Textauszug ->
Als Einzelner war man angreifbar, leicht auszuschalten. Doch sollte man meinen, dass eine so mächtige Vereinigung wie die christliche Kirche die Courage findet, ihren Einfluss auf die Bevölkerung zu nutzen (95% der Deutschen waren Kirchenmitglieder) und gegen ein in höchstem Maße unchristliches System vorzugehen. Doch dem war nicht so. Wie jeder größeren Institution waren Machterhalt und –gewinn auch den deutschen Kirchen wichtiger als Moral oder Lehre. Davon wird auf den folgenden Seiten die Rede sein, aber vor allem wird es um diejenigen gehen, die sich von der offiziellen Meinung der Kirche lossagten und ihren persönlichen christlichen und moralischen Ansprüchen folgten, ungeachtet der großen Gefahr, in die sie sich begaben.

2.Die Rolle der evangelischen Kirche

2.1 Offizielle Position

"Sie haben, mein Führer, die bolschewistische Gefahr im eigenen Land gebannt und rufen nun unser Volk und die Völker Europas zum entscheidenden Waffengang gegen den Todfeind aller Ordnung und aller abendländisch-christlichen Kultur auf. Die Deutsche Evangelische Kirche ist mit allen ihren Gebeten bei Ihnen und bei unseren unvergleichlichen Soldaten, die nun mit so gewaltigen Schlägen daran gehen, den Pestherd zu beseitigen, damit in ganz Europa unter Ihrer Führung eine neue Ordnung entstehe und aller inneren Zersetzung, aller Beschmutzung des Heiligsten, aller Schändung der Gewissensfreiheit ein Ende gemacht werde."[2]

Telegramm des geistlichen Vertrauensrates der

Deutschen Evangelischen Kirche an Hitler am 30. Juni 1941

Das obige Zitat ist charakteristisch für die allgemeine Auffassung der Kirche gegenüber der Weimarer Republik. Gerade von protestantischer Seite wurde diese „neue Ordnung“ herbeigesehnt, denn ihre ehemalige Machtposition, wie sie im Kaiserreich 47 Jahre lang gepflegt worden war, fand in der demokratischen Neuordnung keinen Platz mehr. Das Bedürfnis nach einer starken Führungspersönlichkeit, nach einem engen Zusammenwirken von Staat und Kirche war bei der evangelischen Bevölkerung extrem ausgeprägt, waren dies doch seit jeher Bestandteile protestantischer Tradition. In den Wirren der Weimarer Republik wurde dieses hierarchische System vermisst; das parlamentarische Chaos widerstrebte dem konservativen preußisch geprägten Christen.

Gegebene Daten ->
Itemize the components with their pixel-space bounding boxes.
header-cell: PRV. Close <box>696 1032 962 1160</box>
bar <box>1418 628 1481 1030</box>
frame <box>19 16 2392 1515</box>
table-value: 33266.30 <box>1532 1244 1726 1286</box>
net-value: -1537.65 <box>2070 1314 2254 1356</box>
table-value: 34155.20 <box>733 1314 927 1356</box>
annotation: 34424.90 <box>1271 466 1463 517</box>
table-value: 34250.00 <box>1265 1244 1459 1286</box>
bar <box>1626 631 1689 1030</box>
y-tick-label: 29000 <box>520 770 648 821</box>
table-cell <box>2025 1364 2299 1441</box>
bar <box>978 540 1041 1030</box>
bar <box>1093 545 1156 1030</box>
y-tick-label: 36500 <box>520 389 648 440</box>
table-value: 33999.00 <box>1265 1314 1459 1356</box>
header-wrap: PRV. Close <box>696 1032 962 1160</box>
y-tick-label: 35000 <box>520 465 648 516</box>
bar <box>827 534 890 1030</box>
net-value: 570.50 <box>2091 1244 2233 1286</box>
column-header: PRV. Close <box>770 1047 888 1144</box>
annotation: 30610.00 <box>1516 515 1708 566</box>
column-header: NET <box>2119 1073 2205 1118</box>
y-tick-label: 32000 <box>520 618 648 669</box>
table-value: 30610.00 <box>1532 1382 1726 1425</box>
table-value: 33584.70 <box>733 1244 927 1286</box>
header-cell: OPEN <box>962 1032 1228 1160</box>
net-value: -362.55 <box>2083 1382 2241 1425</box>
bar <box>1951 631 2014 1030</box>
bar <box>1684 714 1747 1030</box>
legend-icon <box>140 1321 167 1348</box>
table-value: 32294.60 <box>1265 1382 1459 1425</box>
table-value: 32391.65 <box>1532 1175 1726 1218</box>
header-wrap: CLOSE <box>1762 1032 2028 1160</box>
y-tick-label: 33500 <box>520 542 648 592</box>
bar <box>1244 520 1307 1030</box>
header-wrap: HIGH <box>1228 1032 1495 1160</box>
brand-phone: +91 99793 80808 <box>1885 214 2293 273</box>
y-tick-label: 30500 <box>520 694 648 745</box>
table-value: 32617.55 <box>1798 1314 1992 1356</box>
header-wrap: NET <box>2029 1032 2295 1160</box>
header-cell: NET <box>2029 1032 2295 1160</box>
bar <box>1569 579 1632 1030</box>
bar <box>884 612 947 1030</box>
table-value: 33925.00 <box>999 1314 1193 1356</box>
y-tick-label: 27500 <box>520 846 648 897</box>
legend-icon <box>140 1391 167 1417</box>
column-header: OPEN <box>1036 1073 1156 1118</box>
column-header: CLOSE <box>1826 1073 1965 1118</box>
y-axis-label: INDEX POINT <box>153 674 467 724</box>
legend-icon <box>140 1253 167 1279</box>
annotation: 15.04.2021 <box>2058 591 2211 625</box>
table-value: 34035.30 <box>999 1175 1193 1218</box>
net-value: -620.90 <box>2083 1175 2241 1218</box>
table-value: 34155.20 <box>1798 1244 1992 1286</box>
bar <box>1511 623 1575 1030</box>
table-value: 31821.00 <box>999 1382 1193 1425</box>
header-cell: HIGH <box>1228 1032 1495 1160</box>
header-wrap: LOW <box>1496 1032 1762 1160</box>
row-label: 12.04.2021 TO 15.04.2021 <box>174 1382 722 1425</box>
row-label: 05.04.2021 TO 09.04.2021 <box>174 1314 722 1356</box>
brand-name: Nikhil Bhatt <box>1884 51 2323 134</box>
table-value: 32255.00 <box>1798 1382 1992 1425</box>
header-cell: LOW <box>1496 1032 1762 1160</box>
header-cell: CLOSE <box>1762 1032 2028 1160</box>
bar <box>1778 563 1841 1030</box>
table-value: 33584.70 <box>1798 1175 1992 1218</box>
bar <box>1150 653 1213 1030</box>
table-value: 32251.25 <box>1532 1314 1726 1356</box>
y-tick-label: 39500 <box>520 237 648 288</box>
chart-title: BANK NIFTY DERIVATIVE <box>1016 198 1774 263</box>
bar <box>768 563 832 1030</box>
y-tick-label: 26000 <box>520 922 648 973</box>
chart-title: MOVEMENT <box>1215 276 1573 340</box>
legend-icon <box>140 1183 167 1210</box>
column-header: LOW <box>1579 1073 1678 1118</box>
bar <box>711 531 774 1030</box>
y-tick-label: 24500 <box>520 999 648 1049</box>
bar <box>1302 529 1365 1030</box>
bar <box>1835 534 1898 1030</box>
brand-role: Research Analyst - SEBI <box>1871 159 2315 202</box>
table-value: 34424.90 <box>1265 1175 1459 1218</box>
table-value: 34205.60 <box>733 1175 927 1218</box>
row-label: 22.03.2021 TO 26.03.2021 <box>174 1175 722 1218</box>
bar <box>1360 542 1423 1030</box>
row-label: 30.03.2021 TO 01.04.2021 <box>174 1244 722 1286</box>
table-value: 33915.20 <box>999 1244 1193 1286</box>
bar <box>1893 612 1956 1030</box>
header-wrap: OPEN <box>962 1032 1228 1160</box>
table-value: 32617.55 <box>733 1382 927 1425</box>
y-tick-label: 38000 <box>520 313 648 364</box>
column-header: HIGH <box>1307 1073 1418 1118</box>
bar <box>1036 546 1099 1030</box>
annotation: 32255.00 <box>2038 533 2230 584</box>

Aufgabe ->
Gib aus dem Textauszug über die Kirchen den Abschnitt unverändert wieder, der mit den Worten „Deutschen Evangelischen Kirche“ einsetzt und mit „preußisch geprägten Christen.“ schließt.

Lösung ->
Deutschen Evangelischen Kirche an Hitler am 30. Juni 1941

Das obige Zitat ist charakteristisch für die allgemeine Auffassung der Kirche gegenüber der Weimarer Republik. Gerade von protestantischer Seite wurde diese „neue Ordnung“ herbeigesehnt, denn ihre ehemalige Machtposition, wie sie im Kaiserreich 47 Jahre lang gepflegt worden war, fand in der demokratischen Neuordnung keinen Platz mehr. Das Bedürfnis nach einer starken Führungspersönlichkeit, nach einem engen Zusammenwirken von Staat und Kirche war bei der evangelischen Bevölkerung extrem ausgeprägt, waren dies doch seit jeher Bestandteile protestantischer Tradition. In den Wirren der Weimarer Republik wurde dieses hierarchische System vermisst; das parlamentarische Chaos widerstrebte dem konservativen preußisch geprägten Christen.